--- START TEXT EXTRACT ---

I beg to second the Amendment.
I am sorry this Amendment has been moved. I think we all agree that farm buildings can be a very beautiful feature of the rural landscape. I, and many other hon. Members, no doubt, have enjoyed their beautiful lines and colour, and the way in which they fall into the general tone of the landscape. That effect may have been achieved not by conscious effort but by development. It certainly exists, and it is one of the grandest features of the English countryside. What the Amendment seeks to do is to remove from all control the design of farm buildings. It means that any farmer can erect any kind of an old shack, corrugated iron and wooden places, and all sorts of things, irrespective of their effect on the landscape. I should have thought that anyone interested in farming would have been rather eager to preserve a fine old tradition in farm buildings, and would have wished the design of those farm buildings to be submitted to control. We believe that control of design should be exerted. The designs of course, will be submitted to the agricultural committees concerned, and not to the local authorities. That should satisfy the hon. Member for West Aberdeen (Mr. Thornton-Kemsley), and induce him to withdraw the Amendment. We believe that in the intersts of the rural landscape, the design of farm buildings should be controlled in order to preserve and increase the beauty of future buildings, and, for that reason, we cannot agree to the Amendment.
8.45 p.m.

--- END TEXT EXTRACT ---
--- START PROVIDED RECORDS ---

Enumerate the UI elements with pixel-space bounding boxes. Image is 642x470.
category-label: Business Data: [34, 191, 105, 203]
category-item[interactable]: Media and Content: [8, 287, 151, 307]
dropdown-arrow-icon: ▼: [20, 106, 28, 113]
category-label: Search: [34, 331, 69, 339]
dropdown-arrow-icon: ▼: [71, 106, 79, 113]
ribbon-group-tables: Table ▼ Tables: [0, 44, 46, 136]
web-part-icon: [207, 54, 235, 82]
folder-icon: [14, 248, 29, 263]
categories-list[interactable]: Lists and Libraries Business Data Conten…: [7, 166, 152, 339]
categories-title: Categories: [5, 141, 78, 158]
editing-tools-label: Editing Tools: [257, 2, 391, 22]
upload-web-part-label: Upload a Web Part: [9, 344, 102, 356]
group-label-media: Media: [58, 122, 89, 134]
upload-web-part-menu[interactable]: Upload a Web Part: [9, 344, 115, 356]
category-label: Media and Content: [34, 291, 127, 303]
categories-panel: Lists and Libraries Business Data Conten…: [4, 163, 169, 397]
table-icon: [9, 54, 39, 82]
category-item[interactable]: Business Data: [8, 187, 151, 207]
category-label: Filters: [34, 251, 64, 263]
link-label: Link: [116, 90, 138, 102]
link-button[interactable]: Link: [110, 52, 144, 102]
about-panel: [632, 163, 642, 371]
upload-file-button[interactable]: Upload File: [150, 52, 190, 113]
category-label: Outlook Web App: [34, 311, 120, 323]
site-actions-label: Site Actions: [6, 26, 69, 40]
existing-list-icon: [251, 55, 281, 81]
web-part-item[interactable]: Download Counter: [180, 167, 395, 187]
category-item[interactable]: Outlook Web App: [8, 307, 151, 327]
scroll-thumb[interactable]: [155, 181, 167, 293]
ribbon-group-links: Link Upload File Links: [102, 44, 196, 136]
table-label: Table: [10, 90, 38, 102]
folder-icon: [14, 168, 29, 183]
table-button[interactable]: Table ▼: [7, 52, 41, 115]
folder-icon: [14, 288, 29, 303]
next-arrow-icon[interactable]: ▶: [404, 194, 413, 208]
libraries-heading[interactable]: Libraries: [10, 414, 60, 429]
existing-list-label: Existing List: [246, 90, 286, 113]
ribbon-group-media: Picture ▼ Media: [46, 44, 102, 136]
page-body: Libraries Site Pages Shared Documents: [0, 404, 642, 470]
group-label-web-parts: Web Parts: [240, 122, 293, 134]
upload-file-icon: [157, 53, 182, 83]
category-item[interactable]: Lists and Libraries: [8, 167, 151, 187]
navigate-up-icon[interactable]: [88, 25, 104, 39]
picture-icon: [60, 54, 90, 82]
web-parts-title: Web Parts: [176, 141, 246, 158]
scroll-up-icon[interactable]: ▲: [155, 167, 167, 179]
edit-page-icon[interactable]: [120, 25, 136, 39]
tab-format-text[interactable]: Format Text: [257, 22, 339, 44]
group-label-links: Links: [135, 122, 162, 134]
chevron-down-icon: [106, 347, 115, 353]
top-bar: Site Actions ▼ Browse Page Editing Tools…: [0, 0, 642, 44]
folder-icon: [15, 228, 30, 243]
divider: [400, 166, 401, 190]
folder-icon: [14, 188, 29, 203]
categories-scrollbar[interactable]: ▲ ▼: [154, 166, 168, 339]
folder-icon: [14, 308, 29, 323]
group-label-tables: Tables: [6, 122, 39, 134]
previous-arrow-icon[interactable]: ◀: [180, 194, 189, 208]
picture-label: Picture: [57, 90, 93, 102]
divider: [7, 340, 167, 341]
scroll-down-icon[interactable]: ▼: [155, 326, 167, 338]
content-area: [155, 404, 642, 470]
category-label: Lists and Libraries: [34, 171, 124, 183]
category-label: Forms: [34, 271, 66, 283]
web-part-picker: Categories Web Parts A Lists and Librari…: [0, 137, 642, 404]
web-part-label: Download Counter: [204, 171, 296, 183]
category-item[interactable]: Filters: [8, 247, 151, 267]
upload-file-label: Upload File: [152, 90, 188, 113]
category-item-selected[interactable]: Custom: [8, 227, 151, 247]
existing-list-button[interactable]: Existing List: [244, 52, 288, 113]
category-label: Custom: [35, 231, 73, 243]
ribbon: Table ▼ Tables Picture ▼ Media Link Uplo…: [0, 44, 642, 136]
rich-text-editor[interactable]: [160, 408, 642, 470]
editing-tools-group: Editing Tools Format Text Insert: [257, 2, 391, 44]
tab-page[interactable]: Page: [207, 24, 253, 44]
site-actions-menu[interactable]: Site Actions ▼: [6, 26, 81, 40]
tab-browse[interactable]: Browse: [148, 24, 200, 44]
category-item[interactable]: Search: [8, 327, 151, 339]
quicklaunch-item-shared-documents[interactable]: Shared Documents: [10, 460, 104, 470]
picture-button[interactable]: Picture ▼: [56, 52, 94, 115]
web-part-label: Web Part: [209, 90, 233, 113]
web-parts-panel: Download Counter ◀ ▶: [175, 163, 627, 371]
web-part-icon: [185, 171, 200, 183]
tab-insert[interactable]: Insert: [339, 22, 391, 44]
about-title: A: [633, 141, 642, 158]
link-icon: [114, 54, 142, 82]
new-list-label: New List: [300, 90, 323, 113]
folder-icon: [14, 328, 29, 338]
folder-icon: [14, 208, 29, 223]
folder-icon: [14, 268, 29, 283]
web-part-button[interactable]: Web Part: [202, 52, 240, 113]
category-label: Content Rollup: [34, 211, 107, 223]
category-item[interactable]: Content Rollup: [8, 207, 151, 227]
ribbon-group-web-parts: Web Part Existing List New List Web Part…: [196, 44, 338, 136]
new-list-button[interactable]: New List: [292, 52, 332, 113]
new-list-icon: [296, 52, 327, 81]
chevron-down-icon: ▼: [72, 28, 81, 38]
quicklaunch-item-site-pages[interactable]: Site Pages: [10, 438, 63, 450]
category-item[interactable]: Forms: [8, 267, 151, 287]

--- END PROVIDED RECORDS ---

__WRITTEN TASK 1__
Extract the full passage from the debate on the farm buildings amendment, reproducing it word for word.
__WRITTEN TASK 2__
Copy the records from their first line down through the line that contains "upload-web-part-label: Upload a", keeping both of these lines and reproducing them exactly, with nothing else.

__WORKED SOLUTION 1__
I beg to second the Amendment.
I am sorry this Amendment has been moved. I think we all agree that farm buildings can be a very beautiful feature of the rural landscape. I, and many other hon. Members, no doubt, have enjoyed their beautiful lines and colour, and the way in which they fall into the general tone of the landscape. That effect may have been achieved not by conscious effort but by development. It certainly exists, and it is one of the grandest features of the English countryside. What the Amendment seeks to do is to remove from all control the design of farm buildings. It means that any farmer can erect any kind of an old shack, corrugated iron and wooden places, and all sorts of things, irrespective of their effect on the landscape. I should have thought that anyone interested in farming would have been rather eager to preserve a fine old tradition in farm buildings, and would have wished the design of those farm buildings to be submitted to control. We believe that control of design should be exerted. The designs of course, will be submitted to the agricultural committees concerned, and not to the local authorities. That should satisfy the hon. Member for West Aberdeen (Mr. Thornton-Kemsley), and induce him to withdraw the Amendment. We believe that in the intersts of the rural landscape, the design of farm buildings should be controlled in order to preserve and increase the beauty of future buildings, and, for that reason, we cannot agree to the Amendment.
8.45 p.m.

__WORKED SOLUTION 2__
Enumerate the UI elements with pixel-space bounding boxes. Image is 642x470.
category-label: Business Data: [34, 191, 105, 203]
category-item[interactable]: Media and Content: [8, 287, 151, 307]
dropdown-arrow-icon: ▼: [20, 106, 28, 113]
category-label: Search: [34, 331, 69, 339]
dropdown-arrow-icon: ▼: [71, 106, 79, 113]
ribbon-group-tables: Table ▼ Tables: [0, 44, 46, 136]
web-part-icon: [207, 54, 235, 82]
folder-icon: [14, 248, 29, 263]
categories-list[interactable]: Lists and Libraries Business Data Conten…: [7, 166, 152, 339]
categories-title: Categories: [5, 141, 78, 158]
editing-tools-label: Editing Tools: [257, 2, 391, 22]
upload-web-part-label: Upload a Web Part: [9, 344, 102, 356]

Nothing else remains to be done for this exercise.